# DATA FOR THIS TASK
##########

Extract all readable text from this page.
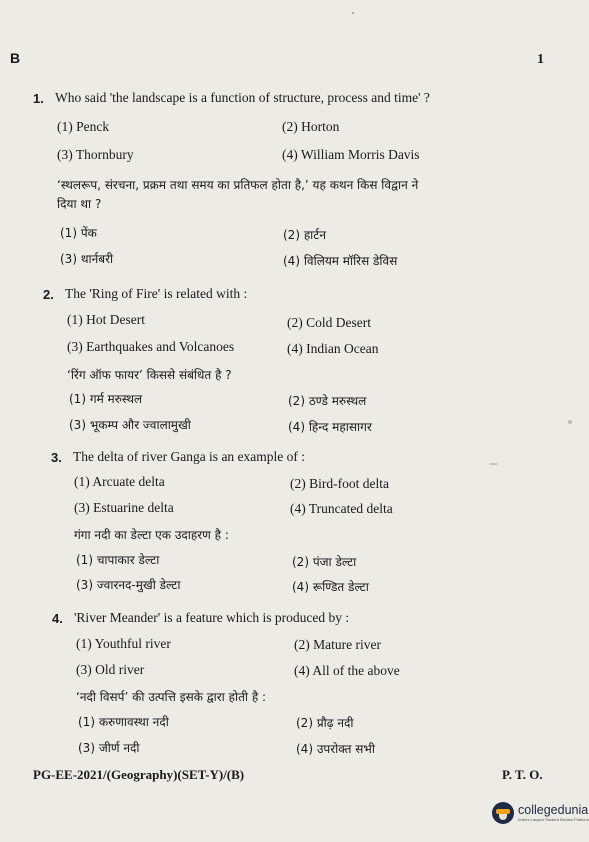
B	1
1. Who said 'the landscape is a function of structure, process and time' ?
(1) Penck	(2) Horton
(3) Thornbury	(4) William Morris Davis
‘स्थलरूप, संरचना, प्रक्रम तथा समय का प्रतिफल होता है,’ यह कथन किस विद्वान ने
दिया था ?
(1) पेंक	(2) हार्टन
(3) थार्नबरी	(4) विलियम मॉरिस डेविस
2. The 'Ring of Fire' is related with :
(1) Hot Desert	(2) Cold Desert
(3) Earthquakes and Volcanoes	(4) Indian Ocean
‘रिंग ऑफ फायर’ किससे संबंधित है ?
(1) गर्म मरुस्थल	(2) ठण्डे मरुस्थल
(3) भूकम्प और ज्वालामुखी	(4) हिन्द महासागर
3. The delta of river Ganga is an example of :
(1) Arcuate delta	(2) Bird-foot delta
(3) Estuarine delta	(4) Truncated delta
गंगा नदी का डेल्टा एक उदाहरण है :
(1) चापाकार डेल्टा	(2) पंजा डेल्टा
(3) ज्वारनद-मुखी डेल्टा	(4) रूण्डित डेल्टा
4. 'River Meander' is a feature which is produced by :
(1) Youthful river	(2) Mature river
(3) Old river	(4) All of the above
‘नदी विसर्प’ की उत्पत्ति इसके द्वारा होती है :
(1) करुणावस्था नदी	(2) प्रौढ़ नदी
(3) जीर्ण नदी	(4) उपरोक्त सभी
PG-EE-2021/(Geography)(SET-Y)/(B)	P. T. O.
collegedunia
India's Largest Student Review Platform
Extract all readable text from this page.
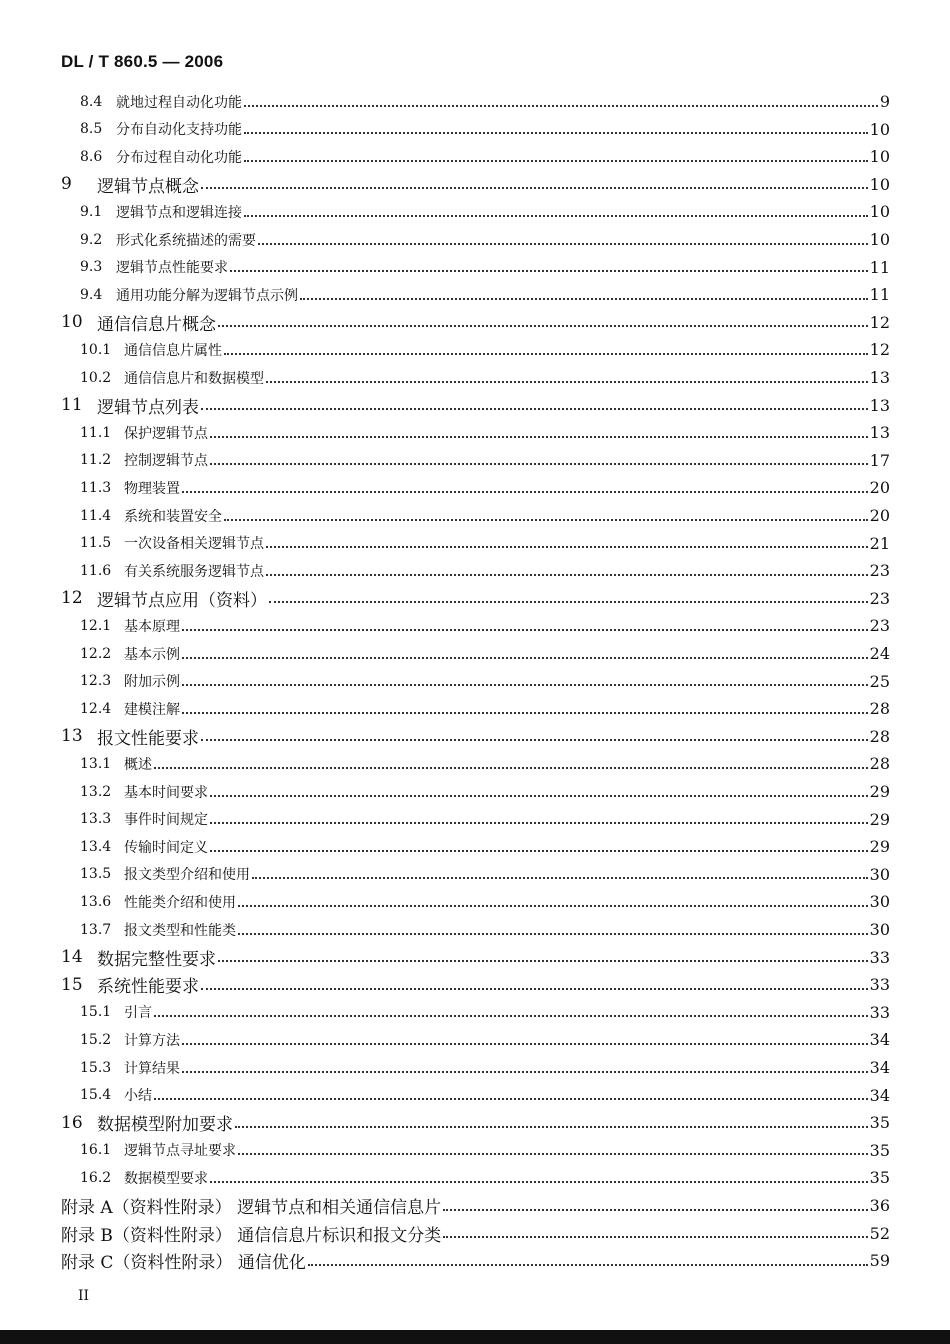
DL / T 860.5 — 2006
8.4 就地过程自动化功能	9
8.5 分布自动化支持功能	10
8.6 分布过程自动化功能	10
9	逻辑节点概念	10
9.1 逻辑节点和逻辑连接	10
9.2 形式化系统描述的需要	10
9.3 逻辑节点性能要求	11
9.4 通用功能分解为逻辑节点示例	11
10 通信信息片概念	12
10.1 通信信息片属性	12
10.2 通信信息片和数据模型	13
11 逻辑节点列表	13
11.1 保护逻辑节点	13
11.2 控制逻辑节点	17
11.3 物理装置	20
11.4 系统和装置安全	20
11.5 一次设备相关逻辑节点	21
11.6 有关系统服务逻辑节点	23
12 逻辑节点应用（资料）	23
12.1 基本原理	23
12.2 基本示例	24
12.3 附加示例	25
12.4 建模注解	28
13 报文性能要求	28
13.1 概述	28
13.2 基本时间要求	29
13.3 事件时间规定	29
13.4 传输时间定义	29
13.5 报文类型介绍和使用	30
13.6 性能类介绍和使用	30
13.7 报文类型和性能类	30
14 数据完整性要求	33
15 系统性能要求	33
15.1 引言	33
15.2 计算方法	34
15.3 计算结果	34
15.4 小结	34
16 数据模型附加要求	35
16.1 逻辑节点寻址要求	35
16.2 数据模型要求	35
附录 A（资料性附录） 逻辑节点和相关通信信息片	36
附录 B（资料性附录） 通信信息片标识和报文分类	52
附录 C（资料性附录） 通信优化	59
II
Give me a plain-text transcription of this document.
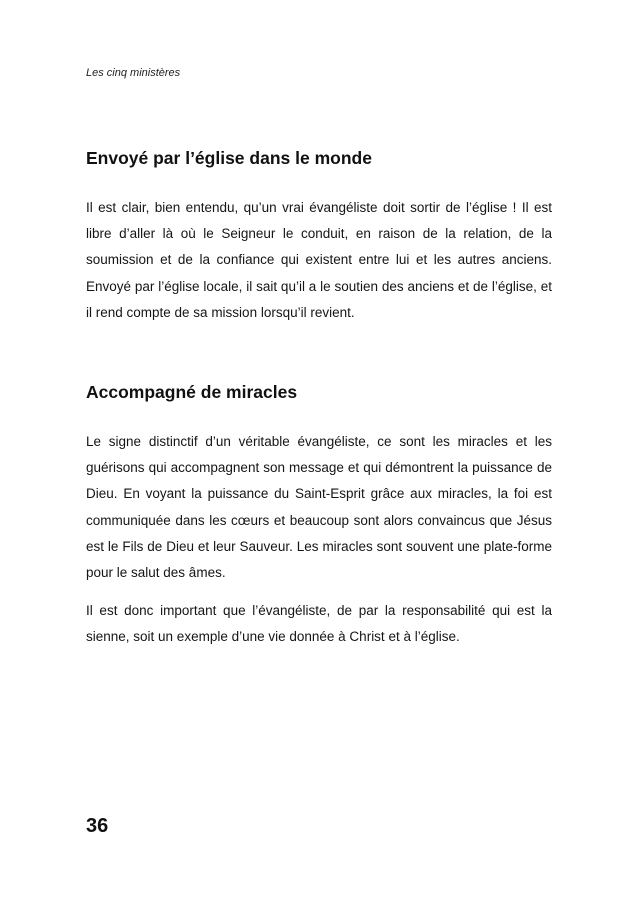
Les cinq ministères

Envoyé par l’église dans le monde

Il est clair, bien entendu, qu’un vrai évangéliste doit sortir de l’église ! Il est libre d’aller là où le Seigneur le conduit, en raison de la relation, de la soumission et de la confiance qui existent entre lui et les autres anciens. Envoyé par l’église locale, il sait qu’il a le soutien des anciens et de l’église, et il rend compte de sa mission lorsqu’il revient.

Accompagné de miracles

Le signe distinctif d’un véritable évangéliste, ce sont les miracles et les guérisons qui accompagnent son message et qui démontrent la puissance de Dieu. En voyant la puissance du Saint-Esprit grâce aux miracles, la foi est communiquée dans les cœurs et beaucoup sont alors convaincus que Jésus est le Fils de Dieu et leur Sauveur. Les miracles sont souvent une plate-forme pour le salut des âmes.

Il est donc important que l’évangéliste, de par la responsabilité qui est la sienne, soit un exemple d’une vie donnée à Christ et à l’église.

36
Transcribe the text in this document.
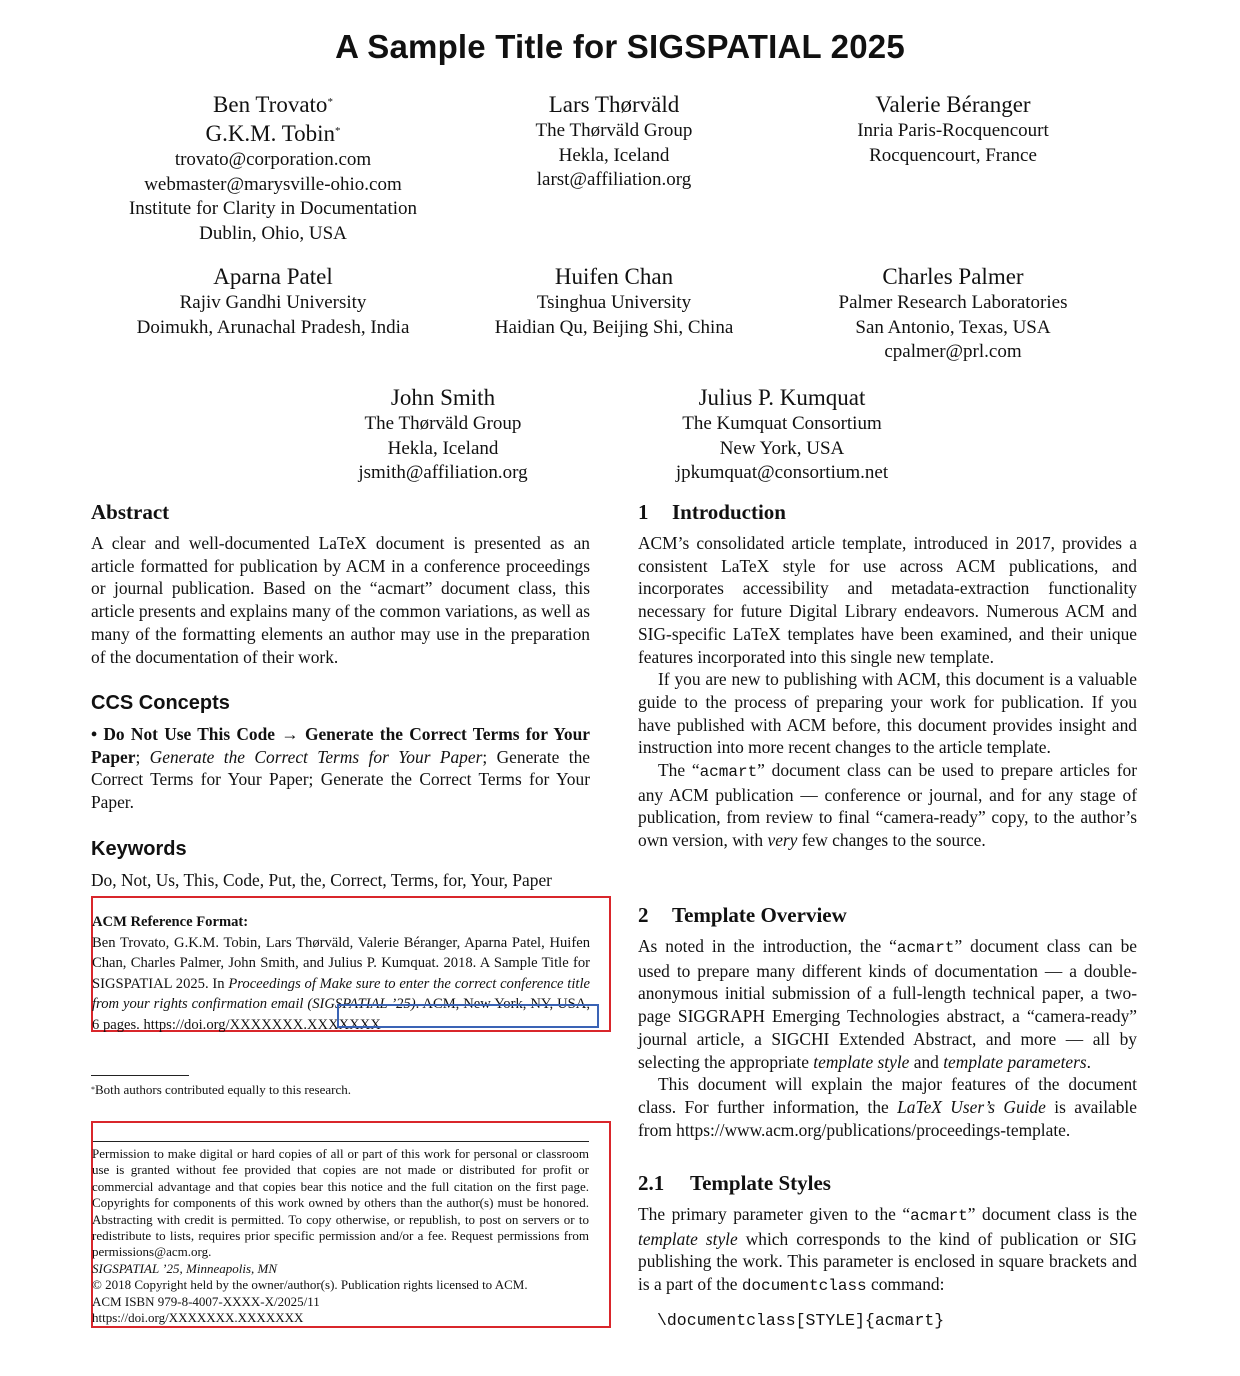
A Sample Title for SIGSPATIAL 2025
Ben Trovato*
G.K.M. Tobin*
trovato@corporation.com
webmaster@marysville-ohio.com
Institute for Clarity in Documentation
Dublin, Ohio, USA
Lars Thørväld
The Thørväld Group
Hekla, Iceland
larst@affiliation.org
Valerie Béranger
Inria Paris-Rocquencourt
Rocquencourt, France
Aparna Patel
Rajiv Gandhi University
Doimukh, Arunachal Pradesh, India
Huifen Chan
Tsinghua University
Haidian Qu, Beijing Shi, China
Charles Palmer
Palmer Research Laboratories
San Antonio, Texas, USA
cpalmer@prl.com
John Smith
The Thørväld Group
Hekla, Iceland
jsmith@affiliation.org
Julius P. Kumquat
The Kumquat Consortium
New York, USA
jpkumquat@consortium.net
Abstract
A clear and well-documented LaTeX document is presented as an article formatted for publication by ACM in a conference proceedings or journal publication. Based on the “acmart” document class, this article presents and explains many of the common variations, as well as many of the formatting elements an author may use in the preparation of the documentation of their work.
CCS Concepts
• Do Not Use This Code → Generate the Correct Terms for Your Paper; Generate the Correct Terms for Your Paper; Generate the Correct Terms for Your Paper; Generate the Correct Terms for Your Paper.
Keywords
Do, Not, Us, This, Code, Put, the, Correct, Terms, for, Your, Paper
ACM Reference Format:
Ben Trovato, G.K.M. Tobin, Lars Thørväld, Valerie Béranger, Aparna Patel, Huifen Chan, Charles Palmer, John Smith, and Julius P. Kumquat. 2018. A Sample Title for SIGSPATIAL 2025. In Proceedings of Make sure to enter the correct conference title from your rights confirmation email (SIGSPATIAL ’25). ACM, New York, NY, USA, 6 pages. https://doi.org/XXXXXXX.XXXXXXX
*Both authors contributed equally to this research.
Permission to make digital or hard copies of all or part of this work for personal or classroom use is granted without fee provided that copies are not made or distributed for profit or commercial advantage and that copies bear this notice and the full citation on the first page. Copyrights for components of this work owned by others than the author(s) must be honored. Abstracting with credit is permitted. To copy otherwise, or republish, to post on servers or to redistribute to lists, requires prior specific permission and/or a fee. Request permissions from permissions@acm.org.
SIGSPATIAL ’25, Minneapolis, MN
© 2018 Copyright held by the owner/author(s). Publication rights licensed to ACM.
ACM ISBN 979-8-4007-XXXX-X/2025/11
https://doi.org/XXXXXXX.XXXXXXX
1 Introduction
ACM’s consolidated article template, introduced in 2017, provides a consistent LaTeX style for use across ACM publications, and incorporates accessibility and metadata-extraction functionality necessary for future Digital Library endeavors. Numerous ACM and SIG-specific LaTeX templates have been examined, and their unique features incorporated into this single new template.
If you are new to publishing with ACM, this document is a valuable guide to the process of preparing your work for publication. If you have published with ACM before, this document provides insight and instruction into more recent changes to the article template.
The “acmart” document class can be used to prepare articles for any ACM publication — conference or journal, and for any stage of publication, from review to final “camera-ready” copy, to the author’s own version, with very few changes to the source.
2 Template Overview
As noted in the introduction, the “acmart” document class can be used to prepare many different kinds of documentation — a double-anonymous initial submission of a full-length technical paper, a two-page SIGGRAPH Emerging Technologies abstract, a “camera-ready” journal article, a SIGCHI Extended Abstract, and more — all by selecting the appropriate template style and template parameters.
This document will explain the major features of the document class. For further information, the LaTeX User’s Guide is available from https://www.acm.org/publications/proceedings-template.
2.1 Template Styles
The primary parameter given to the “acmart” document class is the template style which corresponds to the kind of publication or SIG publishing the work. This parameter is enclosed in square brackets and is a part of the documentclass command:
\documentclass[STYLE]{acmart}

##########

# WRITTEN TASK
Say how many lines in the entries contain the string "évangéliste", and say nothing else.

# SOLUTION TO THE PROBLEM
3